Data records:
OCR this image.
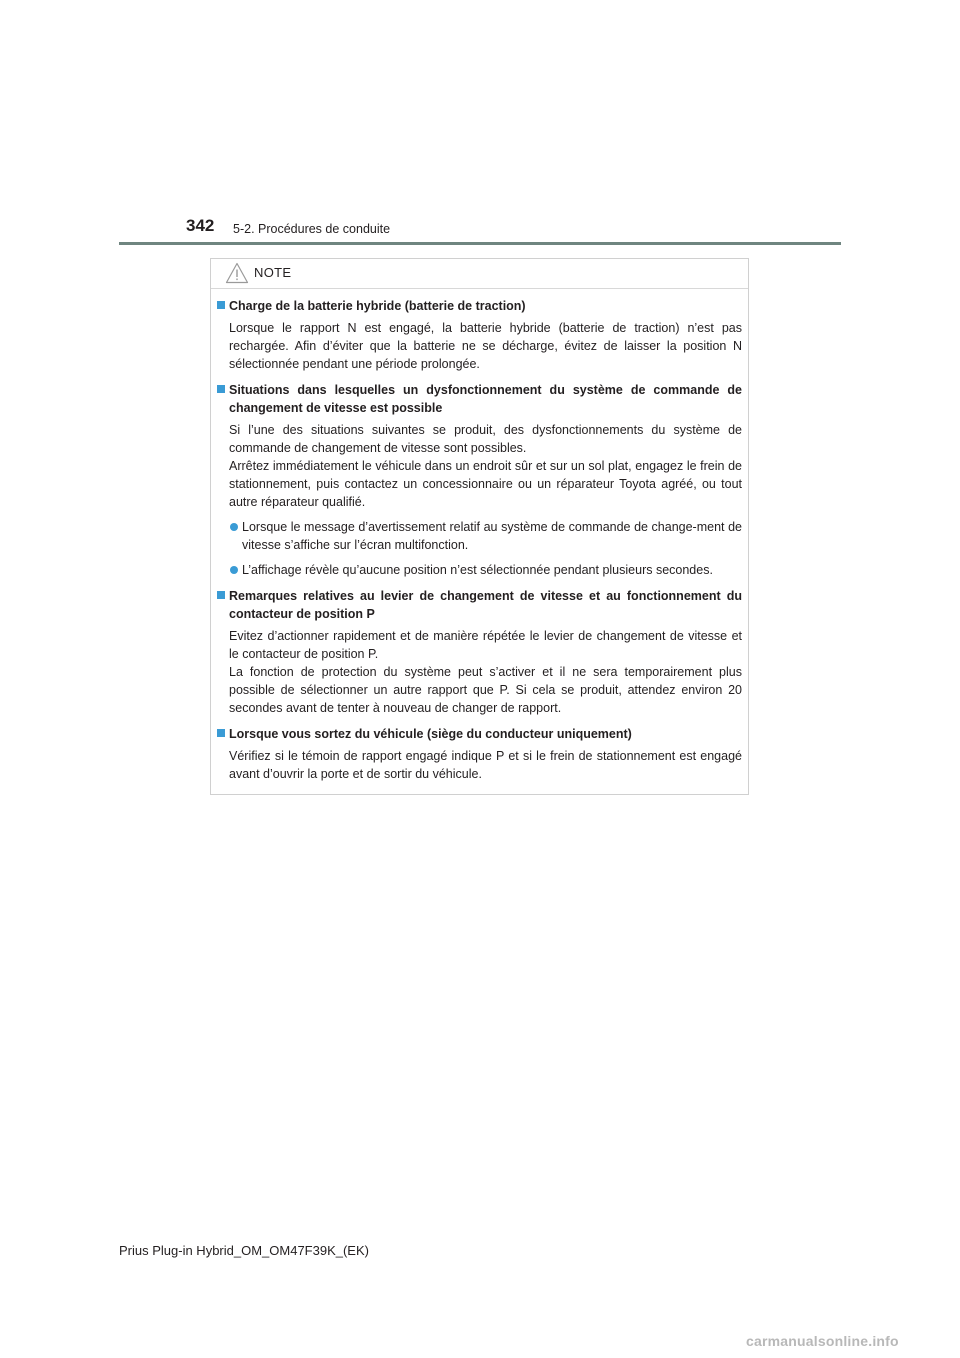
342 5-2. Procédures de conduite
NOTE
Charge de la batterie hybride (batterie de traction)

Lorsque le rapport N est engagé, la batterie hybride (batterie de traction) n’est pas rechargée. Afin d’éviter que la batterie ne se décharge, évitez de laisser la position N sélectionnée pendant une période prolongée.

Situations dans lesquelles un dysfonctionnement du système de commande de changement de vitesse est possible

Si l’une des situations suivantes se produit, des dysfonctionnements du système de commande de changement de vitesse sont possibles.

Arrêtez immédiatement le véhicule dans un endroit sûr et sur un sol plat, engagez le frein de stationnement, puis contactez un concessionnaire ou un réparateur Toyota agréé, ou tout autre réparateur qualifié.

Lorsque le message d’avertissement relatif au système de commande de change-ment de vitesse s’affiche sur l’écran multifonction.
L’affichage révèle qu’aucune position n’est sélectionnée pendant plusieurs secondes.
Remarques relatives au levier de changement de vitesse et au fonctionnement du contacteur de position P

Evitez d’actionner rapidement et de manière répétée le levier de changement de vitesse et le contacteur de position P.

La fonction de protection du système peut s’activer et il ne sera temporairement plus possible de sélectionner un autre rapport que P. Si cela se produit, attendez environ 20 secondes avant de tenter à nouveau de changer de rapport.

Lorsque vous sortez du véhicule (siège du conducteur uniquement)

Vérifiez si le témoin de rapport engagé indique P et si le frein de stationnement est engagé avant d’ouvrir la porte et de sortir du véhicule.

Prius Plug-in Hybrid_OM_OM47F39K_(EK)
carmanualsonline.info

• Goal:
Exactly reproduce each record, leaving out any pictures.

• Answer for this exercise:
OCR this image.
342 5-2. Procédures de conduite
NOTE
Charge de la batterie hybride (batterie de traction)

Lorsque le rapport N est engagé, la batterie hybride (batterie de traction) n’est pas rechargée. Afin d’éviter que la batterie ne se décharge, évitez de laisser la position N sélectionnée pendant une période prolongée.

Situations dans lesquelles un dysfonctionnement du système de commande de changement de vitesse est possible

Si l’une des situations suivantes se produit, des dysfonctionnements du système de commande de changement de vitesse sont possibles.

Arrêtez immédiatement le véhicule dans un endroit sûr et sur un sol plat, engagez le frein de stationnement, puis contactez un concessionnaire ou un réparateur Toyota agréé, ou tout autre réparateur qualifié.

Lorsque le message d’avertissement relatif au système de commande de change-ment de vitesse s’affiche sur l’écran multifonction.
L’affichage révèle qu’aucune position n’est sélectionnée pendant plusieurs secondes.
Remarques relatives au levier de changement de vitesse et au fonctionnement du contacteur de position P

Evitez d’actionner rapidement et de manière répétée le levier de changement de vitesse et le contacteur de position P.

La fonction de protection du système peut s’activer et il ne sera temporairement plus possible de sélectionner un autre rapport que P. Si cela se produit, attendez environ 20 secondes avant de tenter à nouveau de changer de rapport.

Lorsque vous sortez du véhicule (siège du conducteur uniquement)

Vérifiez si le témoin de rapport engagé indique P et si le frein de stationnement est engagé avant d’ouvrir la porte et de sortir du véhicule.

Prius Plug-in Hybrid_OM_OM47F39K_(EK)
carmanualsonline.info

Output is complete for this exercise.